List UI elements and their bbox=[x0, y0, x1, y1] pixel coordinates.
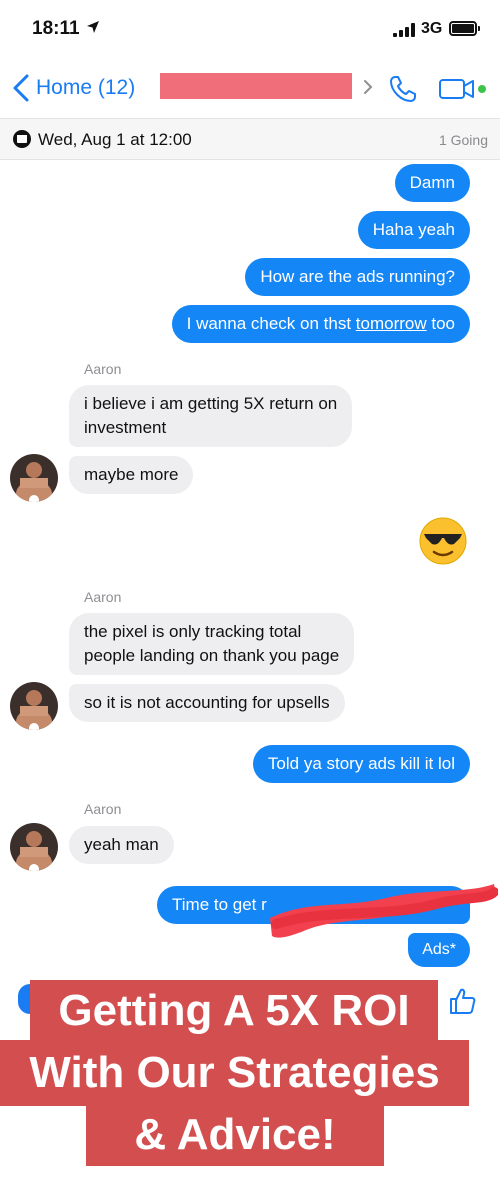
message-incoming[interactable]: i believe i am getting 5X return on inve… bbox=[69, 385, 353, 447]
conversation-header: Home (12) bbox=[0, 60, 500, 118]
avatar-image bbox=[10, 682, 58, 730]
message-text: people landing on thank you page bbox=[84, 646, 340, 665]
video-camera-icon[interactable] bbox=[438, 76, 476, 102]
location-arrow-icon bbox=[87, 21, 99, 33]
back-button-label: Home (12) bbox=[36, 76, 136, 99]
message-date-link[interactable]: tomorrow bbox=[356, 314, 427, 333]
sender-name: Aaron bbox=[84, 589, 122, 605]
avatar-image bbox=[10, 454, 58, 502]
chevron-left-icon bbox=[13, 74, 29, 102]
redacted-contact-name[interactable] bbox=[160, 73, 352, 99]
online-indicator bbox=[478, 85, 486, 93]
avatar[interactable] bbox=[10, 682, 58, 730]
message-text: the pixel is only tracking total bbox=[84, 622, 302, 641]
status-time: 18:11 bbox=[32, 18, 80, 39]
sunglasses-emoji-icon[interactable] bbox=[418, 516, 468, 566]
promo-banner-line: & Advice! bbox=[86, 1104, 384, 1166]
chevron-right-icon[interactable] bbox=[362, 78, 374, 96]
avatar[interactable] bbox=[10, 454, 58, 502]
avatar-image bbox=[10, 823, 58, 871]
message-text: I wanna check on thst bbox=[186, 314, 356, 333]
message-text: i believe i am getting 5X return on bbox=[84, 394, 338, 413]
message-incoming[interactable]: maybe more bbox=[69, 456, 194, 494]
message-outgoing[interactable]: How are the ads running? bbox=[245, 258, 470, 296]
thumbs-up-icon[interactable] bbox=[448, 986, 478, 1016]
network-type: 3G bbox=[421, 20, 443, 37]
message-incoming[interactable]: yeah man bbox=[69, 826, 174, 864]
promo-banner-line: Getting A 5X ROI bbox=[30, 980, 438, 1042]
sender-name: Aaron bbox=[84, 801, 122, 817]
event-reminder-bar[interactable]: Wed, Aug 1 at 12:00 1 Going bbox=[0, 118, 500, 160]
message-incoming[interactable]: so it is not accounting for upsells bbox=[69, 684, 345, 722]
promo-banner-line: With Our Strategies bbox=[0, 1040, 469, 1106]
phone-icon[interactable] bbox=[388, 74, 418, 104]
message-incoming[interactable]: the pixel is only tracking total people … bbox=[69, 613, 355, 675]
avatar[interactable] bbox=[10, 823, 58, 871]
message-outgoing[interactable]: Damn bbox=[394, 164, 470, 202]
sender-name: Aaron bbox=[84, 361, 122, 377]
event-going-count[interactable]: 1 Going bbox=[439, 132, 488, 148]
message-outgoing[interactable]: I wanna check on thst tomorrow too bbox=[171, 305, 470, 343]
back-button[interactable]: Home (12) bbox=[10, 72, 135, 104]
message-outgoing[interactable]: Told ya story ads kill it lol bbox=[252, 745, 470, 783]
message-outgoing[interactable]: Haha yeah bbox=[357, 211, 470, 249]
event-date: Wed, Aug 1 at 12:00 bbox=[38, 130, 192, 149]
message-text: too bbox=[426, 314, 455, 333]
status-bar: 18:11 3G bbox=[0, 0, 500, 60]
battery-icon bbox=[449, 21, 480, 36]
message-text: investment bbox=[84, 418, 167, 437]
message-outgoing[interactable]: Ads* bbox=[408, 933, 470, 967]
calendar-icon bbox=[13, 130, 31, 148]
signal-strength-icon bbox=[393, 23, 419, 37]
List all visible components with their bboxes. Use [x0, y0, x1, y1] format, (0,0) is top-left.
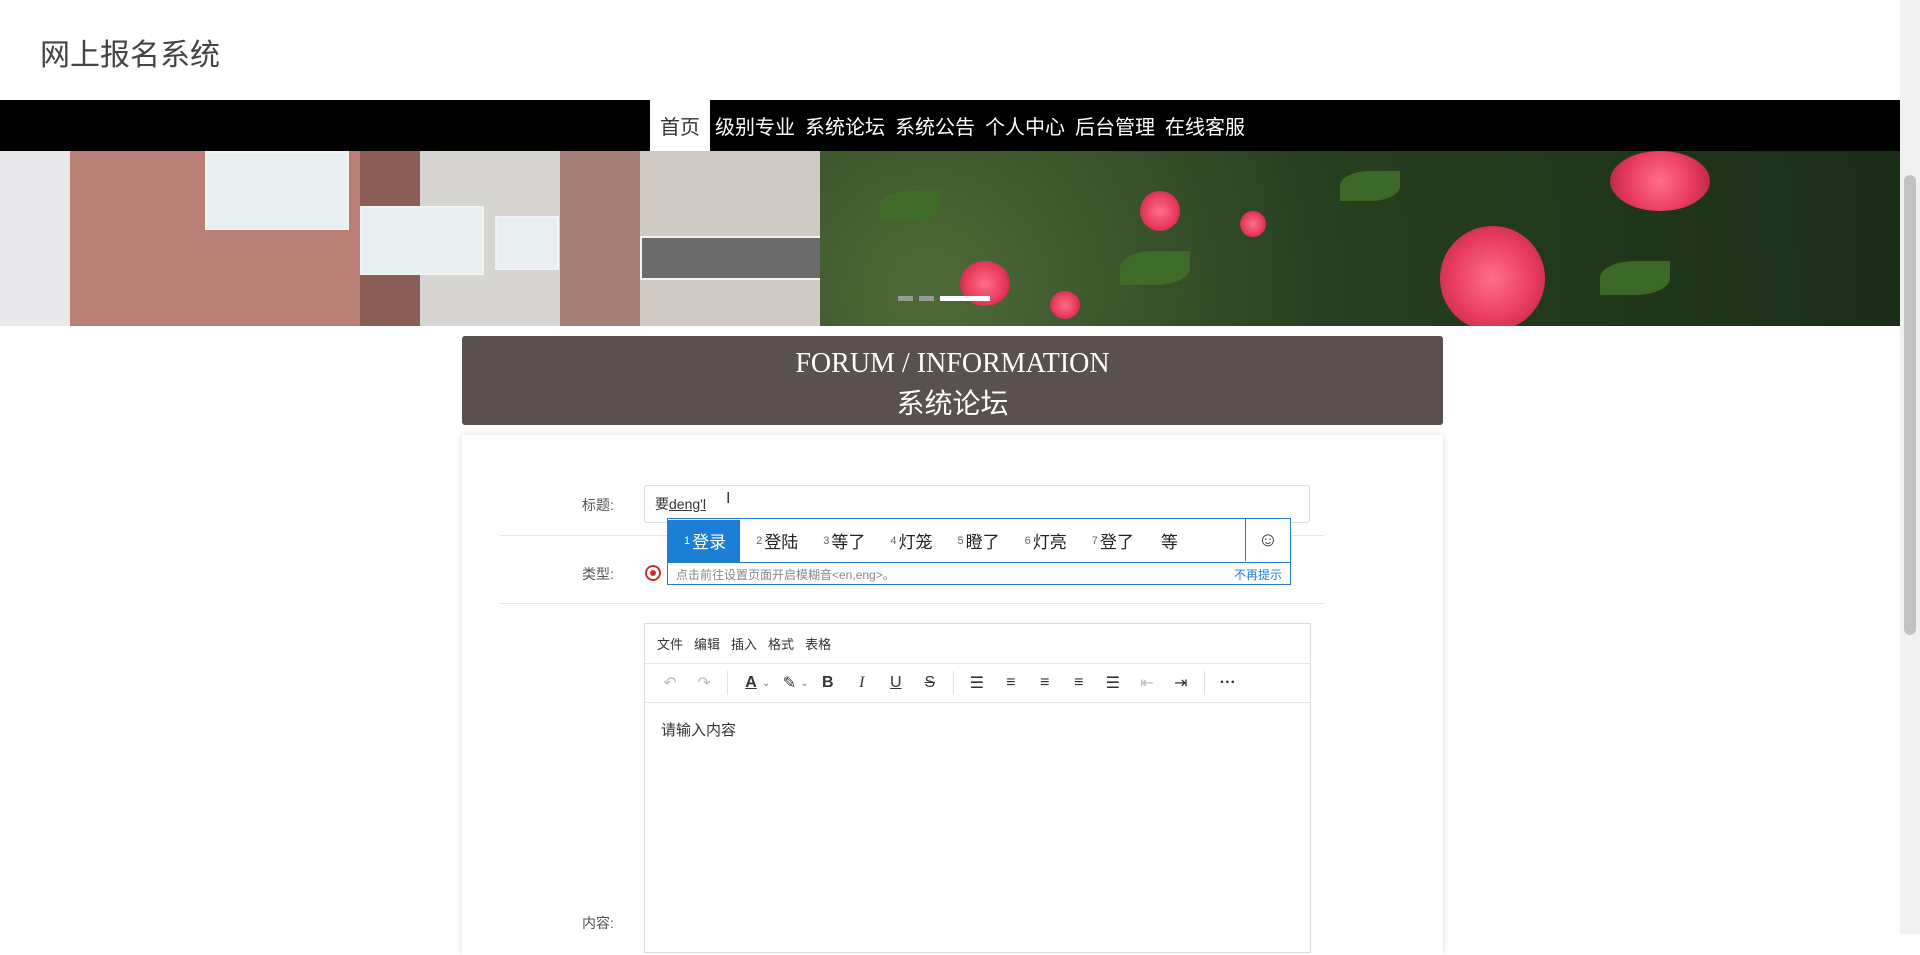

────────

Copy every line above verbatim, from the first to the last, leaving out the pictures.

• Response to the exercise:
List UI elements and their bbox=[x0, y0, x1, y1] pixel coordinates.
message-incoming[interactable]: i believe i am getting 5X return on inve… bbox=[69, 385, 353, 447]
conversation-header: Home (12) bbox=[0, 60, 500, 118]
avatar-image bbox=[10, 682, 58, 730]
message-text: people landing on thank you page bbox=[84, 646, 340, 665]
video-camera-icon[interactable] bbox=[438, 76, 476, 102]
location-arrow-icon bbox=[87, 21, 99, 33]
back-button-label: Home (12) bbox=[36, 76, 136, 99]
message-date-link[interactable]: tomorrow bbox=[356, 314, 427, 333]
sender-name: Aaron bbox=[84, 589, 122, 605]
avatar-image bbox=[10, 454, 58, 502]
chevron-left-icon bbox=[13, 74, 29, 102]
redacted-contact-name[interactable] bbox=[160, 73, 352, 99]
online-indicator bbox=[478, 85, 486, 93]
avatar[interactable] bbox=[10, 682, 58, 730]
message-text: the pixel is only tracking total bbox=[84, 622, 302, 641]
status-time: 18:11 bbox=[32, 18, 80, 39]
sunglasses-emoji-icon[interactable] bbox=[418, 516, 468, 566]
promo-banner-line: & Advice! bbox=[86, 1104, 384, 1166]
chevron-right-icon[interactable] bbox=[362, 78, 374, 96]
avatar[interactable] bbox=[10, 454, 58, 502]
avatar-image bbox=[10, 823, 58, 871]
message-text: I wanna check on thst bbox=[186, 314, 356, 333]
message-text: i believe i am getting 5X return on bbox=[84, 394, 338, 413]
message-incoming[interactable]: maybe more bbox=[69, 456, 194, 494]
message-outgoing[interactable]: How are the ads running? bbox=[245, 258, 470, 296]
thumbs-up-icon[interactable] bbox=[448, 986, 478, 1016]
network-type: 3G bbox=[421, 20, 443, 37]
message-incoming[interactable]: yeah man bbox=[69, 826, 174, 864]
promo-banner-line: Getting A 5X ROI bbox=[30, 980, 438, 1042]
sender-name: Aaron bbox=[84, 801, 122, 817]
event-reminder-bar[interactable]: Wed, Aug 1 at 12:00 1 Going bbox=[0, 118, 500, 160]
message-incoming[interactable]: so it is not accounting for upsells bbox=[69, 684, 345, 722]
promo-banner-line: With Our Strategies bbox=[0, 1040, 469, 1106]
phone-icon[interactable] bbox=[388, 74, 418, 104]
message-incoming[interactable]: the pixel is only tracking total people … bbox=[69, 613, 355, 675]
avatar[interactable] bbox=[10, 823, 58, 871]
message-outgoing[interactable]: Damn bbox=[394, 164, 470, 202]
sender-name: Aaron bbox=[84, 361, 122, 377]
event-going-count[interactable]: 1 Going bbox=[439, 132, 488, 148]
message-outgoing[interactable]: I wanna check on thst tomorrow too bbox=[171, 305, 470, 343]
back-button[interactable]: Home (12) bbox=[10, 72, 135, 104]
message-outgoing[interactable]: Told ya story ads kill it lol bbox=[252, 745, 470, 783]
message-outgoing[interactable]: Haha yeah bbox=[357, 211, 470, 249]
event-date: Wed, Aug 1 at 12:00 bbox=[38, 130, 192, 149]
message-text: too bbox=[426, 314, 455, 333]
status-bar: 18:11 3G bbox=[0, 0, 500, 60]
battery-icon bbox=[449, 21, 480, 36]
message-text: investment bbox=[84, 418, 167, 437]
message-outgoing[interactable]: Ads* bbox=[408, 933, 470, 967]
calendar-icon bbox=[13, 130, 31, 148]
signal-strength-icon bbox=[393, 23, 419, 37]
List all visible components with their bboxes. Use [x0, y0, x1, y1] format, (0,0) is top-left.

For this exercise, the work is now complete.